# YOUR OBJECTIVE
Reproduce every one of the following lines verbatim, leaving none out.

# LISTED ENTRIES
-----

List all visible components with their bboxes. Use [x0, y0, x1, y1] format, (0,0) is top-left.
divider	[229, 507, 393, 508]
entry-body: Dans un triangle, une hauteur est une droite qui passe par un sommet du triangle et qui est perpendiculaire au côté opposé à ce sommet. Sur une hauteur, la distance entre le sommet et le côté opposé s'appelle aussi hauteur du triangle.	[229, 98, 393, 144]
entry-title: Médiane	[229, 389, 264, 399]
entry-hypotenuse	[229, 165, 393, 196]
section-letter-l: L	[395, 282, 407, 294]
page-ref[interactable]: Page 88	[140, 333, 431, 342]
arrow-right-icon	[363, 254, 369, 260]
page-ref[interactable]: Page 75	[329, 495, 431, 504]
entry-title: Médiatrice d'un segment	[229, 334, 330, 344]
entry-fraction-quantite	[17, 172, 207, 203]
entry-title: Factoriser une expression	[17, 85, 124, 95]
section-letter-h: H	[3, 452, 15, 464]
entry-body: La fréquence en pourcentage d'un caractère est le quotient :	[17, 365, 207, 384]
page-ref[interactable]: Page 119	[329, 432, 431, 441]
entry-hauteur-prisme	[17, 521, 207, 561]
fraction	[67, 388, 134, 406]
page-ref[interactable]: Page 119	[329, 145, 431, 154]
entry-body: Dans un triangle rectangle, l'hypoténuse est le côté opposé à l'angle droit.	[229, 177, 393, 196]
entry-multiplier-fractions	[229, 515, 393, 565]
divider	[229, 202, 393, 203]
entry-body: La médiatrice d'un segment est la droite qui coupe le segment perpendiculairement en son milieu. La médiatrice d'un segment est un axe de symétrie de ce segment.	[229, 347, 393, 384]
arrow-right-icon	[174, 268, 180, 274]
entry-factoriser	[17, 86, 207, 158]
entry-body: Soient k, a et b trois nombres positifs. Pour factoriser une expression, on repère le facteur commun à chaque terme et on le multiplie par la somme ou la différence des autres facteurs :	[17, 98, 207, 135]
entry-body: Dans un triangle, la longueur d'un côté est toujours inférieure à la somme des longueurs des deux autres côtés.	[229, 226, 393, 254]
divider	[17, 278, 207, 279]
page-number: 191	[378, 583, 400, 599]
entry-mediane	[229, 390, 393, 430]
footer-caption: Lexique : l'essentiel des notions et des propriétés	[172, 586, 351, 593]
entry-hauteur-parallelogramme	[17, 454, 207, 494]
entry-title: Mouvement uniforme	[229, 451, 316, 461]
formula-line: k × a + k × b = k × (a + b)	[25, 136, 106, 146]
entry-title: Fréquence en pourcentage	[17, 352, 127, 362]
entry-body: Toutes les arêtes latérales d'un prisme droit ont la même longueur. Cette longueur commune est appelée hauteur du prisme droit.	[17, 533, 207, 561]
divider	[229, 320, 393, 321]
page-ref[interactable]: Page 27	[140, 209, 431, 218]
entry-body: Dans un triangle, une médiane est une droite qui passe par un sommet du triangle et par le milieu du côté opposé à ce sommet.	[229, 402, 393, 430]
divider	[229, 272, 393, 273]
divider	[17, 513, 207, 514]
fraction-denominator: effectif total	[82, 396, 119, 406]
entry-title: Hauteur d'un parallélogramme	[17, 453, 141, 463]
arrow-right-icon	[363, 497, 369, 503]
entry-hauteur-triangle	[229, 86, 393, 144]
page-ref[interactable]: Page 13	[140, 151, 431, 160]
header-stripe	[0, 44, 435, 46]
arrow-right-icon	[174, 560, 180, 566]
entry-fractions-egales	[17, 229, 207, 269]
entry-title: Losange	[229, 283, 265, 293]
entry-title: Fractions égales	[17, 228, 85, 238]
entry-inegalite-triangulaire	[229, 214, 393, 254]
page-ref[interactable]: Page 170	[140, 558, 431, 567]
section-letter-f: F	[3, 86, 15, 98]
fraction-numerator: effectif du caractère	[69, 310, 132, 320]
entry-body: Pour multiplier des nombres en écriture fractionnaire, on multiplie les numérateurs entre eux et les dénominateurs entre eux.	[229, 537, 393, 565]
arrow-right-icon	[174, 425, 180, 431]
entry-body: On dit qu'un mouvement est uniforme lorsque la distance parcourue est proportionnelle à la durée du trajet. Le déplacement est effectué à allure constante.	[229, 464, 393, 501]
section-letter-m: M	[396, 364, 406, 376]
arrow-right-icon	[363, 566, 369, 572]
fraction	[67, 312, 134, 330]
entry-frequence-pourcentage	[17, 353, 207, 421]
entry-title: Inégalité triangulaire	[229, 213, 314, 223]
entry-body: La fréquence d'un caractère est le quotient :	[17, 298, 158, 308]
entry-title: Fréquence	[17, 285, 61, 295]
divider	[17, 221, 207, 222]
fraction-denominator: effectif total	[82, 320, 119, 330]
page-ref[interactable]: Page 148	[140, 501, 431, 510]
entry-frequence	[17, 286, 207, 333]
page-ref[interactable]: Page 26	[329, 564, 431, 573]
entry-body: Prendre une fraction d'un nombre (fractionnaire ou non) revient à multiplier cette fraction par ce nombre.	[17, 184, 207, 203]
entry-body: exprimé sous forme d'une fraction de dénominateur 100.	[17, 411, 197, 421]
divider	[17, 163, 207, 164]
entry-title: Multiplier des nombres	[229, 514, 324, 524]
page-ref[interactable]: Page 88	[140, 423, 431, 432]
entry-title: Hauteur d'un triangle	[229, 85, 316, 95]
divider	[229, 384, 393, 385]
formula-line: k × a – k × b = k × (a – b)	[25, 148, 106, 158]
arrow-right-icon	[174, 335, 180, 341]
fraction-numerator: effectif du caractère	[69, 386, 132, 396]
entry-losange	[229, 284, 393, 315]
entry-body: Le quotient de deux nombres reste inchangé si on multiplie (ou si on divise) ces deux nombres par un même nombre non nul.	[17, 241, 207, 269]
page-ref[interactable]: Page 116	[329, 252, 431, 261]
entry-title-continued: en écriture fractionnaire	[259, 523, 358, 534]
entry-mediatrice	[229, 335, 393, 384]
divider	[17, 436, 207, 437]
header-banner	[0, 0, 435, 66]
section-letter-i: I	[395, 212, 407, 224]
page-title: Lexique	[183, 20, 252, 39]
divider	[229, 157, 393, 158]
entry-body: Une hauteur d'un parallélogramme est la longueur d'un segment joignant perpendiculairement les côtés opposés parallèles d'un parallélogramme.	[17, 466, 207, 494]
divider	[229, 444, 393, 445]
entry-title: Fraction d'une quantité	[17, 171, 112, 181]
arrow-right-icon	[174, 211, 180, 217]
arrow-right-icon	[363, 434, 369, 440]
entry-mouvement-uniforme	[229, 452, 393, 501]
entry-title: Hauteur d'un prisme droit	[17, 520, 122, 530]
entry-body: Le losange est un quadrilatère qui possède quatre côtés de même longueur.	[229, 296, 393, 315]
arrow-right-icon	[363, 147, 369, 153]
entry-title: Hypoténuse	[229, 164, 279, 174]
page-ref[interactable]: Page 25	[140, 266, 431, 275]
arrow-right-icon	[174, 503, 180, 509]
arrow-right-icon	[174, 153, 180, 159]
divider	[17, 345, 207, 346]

-----

# EXERCISE SOLUTION
List all visible components with their bboxes. Use [x0, y0, x1, y1] format, (0,0) is top-left.
divider	[229, 507, 393, 508]
entry-body: Dans un triangle, une hauteur est une droite qui passe par un sommet du triangle et qui est perpendiculaire au côté opposé à ce sommet. Sur une hauteur, la distance entre le sommet et le côté opposé s'appelle aussi hauteur du triangle.	[229, 98, 393, 144]
entry-title: Médiane	[229, 389, 264, 399]
entry-hypotenuse	[229, 165, 393, 196]
section-letter-l: L	[395, 282, 407, 294]
page-ref[interactable]: Page 88	[140, 333, 431, 342]
arrow-right-icon	[363, 254, 369, 260]
page-ref[interactable]: Page 75	[329, 495, 431, 504]
entry-title: Médiatrice d'un segment	[229, 334, 330, 344]
entry-fraction-quantite	[17, 172, 207, 203]
entry-title: Factoriser une expression	[17, 85, 124, 95]
section-letter-h: H	[3, 452, 15, 464]
entry-body: La fréquence en pourcentage d'un caractère est le quotient :	[17, 365, 207, 384]
page-ref[interactable]: Page 119	[329, 432, 431, 441]
entry-hauteur-prisme	[17, 521, 207, 561]
fraction	[67, 388, 134, 406]
page-ref[interactable]: Page 119	[329, 145, 431, 154]
entry-body: Dans un triangle rectangle, l'hypoténuse est le côté opposé à l'angle droit.	[229, 177, 393, 196]
entry-multiplier-fractions	[229, 515, 393, 565]
divider	[229, 202, 393, 203]
entry-body: La médiatrice d'un segment est la droite qui coupe le segment perpendiculairement en son milieu. La médiatrice d'un segment est un axe de symétrie de ce segment.	[229, 347, 393, 384]
arrow-right-icon	[174, 268, 180, 274]
entry-factoriser	[17, 86, 207, 158]
entry-body: Soient k, a et b trois nombres positifs. Pour factoriser une expression, on repère le facteur commun à chaque terme et on le multiplie par la somme ou la différence des autres facteurs :	[17, 98, 207, 135]
entry-body: Dans un triangle, la longueur d'un côté est toujours inférieure à la somme des longueurs des deux autres côtés.	[229, 226, 393, 254]
divider	[17, 278, 207, 279]
page-number: 191	[378, 583, 400, 599]
entry-mediane	[229, 390, 393, 430]
footer-caption: Lexique : l'essentiel des notions et des propriétés	[172, 586, 351, 593]
entry-hauteur-parallelogramme	[17, 454, 207, 494]
entry-title: Mouvement uniforme	[229, 451, 316, 461]
formula-line: k × a + k × b = k × (a + b)	[25, 136, 106, 146]
entry-title: Fréquence en pourcentage	[17, 352, 127, 362]
entry-body: Toutes les arêtes latérales d'un prisme droit ont la même longueur. Cette longueur commune est appelée hauteur du prisme droit.	[17, 533, 207, 561]
divider	[229, 320, 393, 321]
page-ref[interactable]: Page 27	[140, 209, 431, 218]
entry-body: Dans un triangle, une médiane est une droite qui passe par un sommet du triangle et par le milieu du côté opposé à ce sommet.	[229, 402, 393, 430]
divider	[229, 272, 393, 273]
divider	[17, 513, 207, 514]
fraction-denominator: effectif total	[82, 396, 119, 406]
entry-title: Hauteur d'un parallélogramme	[17, 453, 141, 463]
arrow-right-icon	[363, 497, 369, 503]
entry-hauteur-triangle	[229, 86, 393, 144]
page-ref[interactable]: Page 13	[140, 151, 431, 160]
header-stripe	[0, 44, 435, 46]
arrow-right-icon	[174, 560, 180, 566]
entry-fractions-egales	[17, 229, 207, 269]
entry-title: Losange	[229, 283, 265, 293]
entry-title: Fractions égales	[17, 228, 85, 238]
entry-inegalite-triangulaire	[229, 214, 393, 254]
page-ref[interactable]: Page 170	[140, 558, 431, 567]
section-letter-f: F	[3, 86, 15, 98]
fraction-numerator: effectif du caractère	[69, 310, 132, 320]
entry-body: Pour multiplier des nombres en écriture fractionnaire, on multiplie les numérateurs entre eux et les dénominateurs entre eux.	[229, 537, 393, 565]
arrow-right-icon	[174, 425, 180, 431]
entry-body: On dit qu'un mouvement est uniforme lorsque la distance parcourue est proportionnelle à la durée du trajet. Le déplacement est effectué à allure constante.	[229, 464, 393, 501]
section-letter-m: M	[396, 364, 406, 376]
arrow-right-icon	[363, 566, 369, 572]
fraction	[67, 312, 134, 330]
entry-frequence-pourcentage	[17, 353, 207, 421]
entry-title: Inégalité triangulaire	[229, 213, 314, 223]
entry-body: La fréquence d'un caractère est le quotient :	[17, 298, 158, 308]
entry-title: Fréquence	[17, 285, 61, 295]
divider	[17, 221, 207, 222]
fraction-denominator: effectif total	[82, 320, 119, 330]
page-ref[interactable]: Page 148	[140, 501, 431, 510]
entry-frequence	[17, 286, 207, 333]
page-ref[interactable]: Page 26	[329, 564, 431, 573]
entry-body: Prendre une fraction d'un nombre (fractionnaire ou non) revient à multiplier cette fraction par ce nombre.	[17, 184, 207, 203]
entry-body: exprimé sous forme d'une fraction de dénominateur 100.	[17, 411, 197, 421]
divider	[17, 163, 207, 164]
entry-title: Multiplier des nombres	[229, 514, 324, 524]
page-ref[interactable]: Page 88	[140, 423, 431, 432]
entry-title: Hauteur d'un triangle	[229, 85, 316, 95]
divider	[229, 384, 393, 385]
formula-line: k × a – k × b = k × (a – b)	[25, 148, 106, 158]
arrow-right-icon	[174, 335, 180, 341]
fraction-numerator: effectif du caractère	[69, 386, 132, 396]
entry-losange	[229, 284, 393, 315]
entry-body: Le quotient de deux nombres reste inchangé si on multiplie (ou si on divise) ces deux nombres par un même nombre non nul.	[17, 241, 207, 269]
page-ref[interactable]: Page 116	[329, 252, 431, 261]
entry-title-continued: en écriture fractionnaire	[259, 523, 358, 534]
entry-mediatrice	[229, 335, 393, 384]
divider	[17, 436, 207, 437]
header-banner	[0, 0, 435, 66]
section-letter-i: I	[395, 212, 407, 224]
page-title: Lexique	[183, 20, 252, 39]
divider	[229, 157, 393, 158]
entry-body: Une hauteur d'un parallélogramme est la longueur d'un segment joignant perpendiculairement les côtés opposés parallèles d'un parallélogramme.	[17, 466, 207, 494]
divider	[229, 444, 393, 445]
entry-title: Fraction d'une quantité	[17, 171, 112, 181]
arrow-right-icon	[174, 211, 180, 217]
arrow-right-icon	[363, 434, 369, 440]
entry-mouvement-uniforme	[229, 452, 393, 501]
entry-title: Hauteur d'un prisme droit	[17, 520, 122, 530]
entry-body: Le losange est un quadrilatère qui possède quatre côtés de même longueur.	[229, 296, 393, 315]
arrow-right-icon	[363, 147, 369, 153]
entry-title: Hypoténuse	[229, 164, 279, 174]
page-ref[interactable]: Page 25	[140, 266, 431, 275]
arrow-right-icon	[174, 503, 180, 509]
arrow-right-icon	[174, 153, 180, 159]
divider	[17, 345, 207, 346]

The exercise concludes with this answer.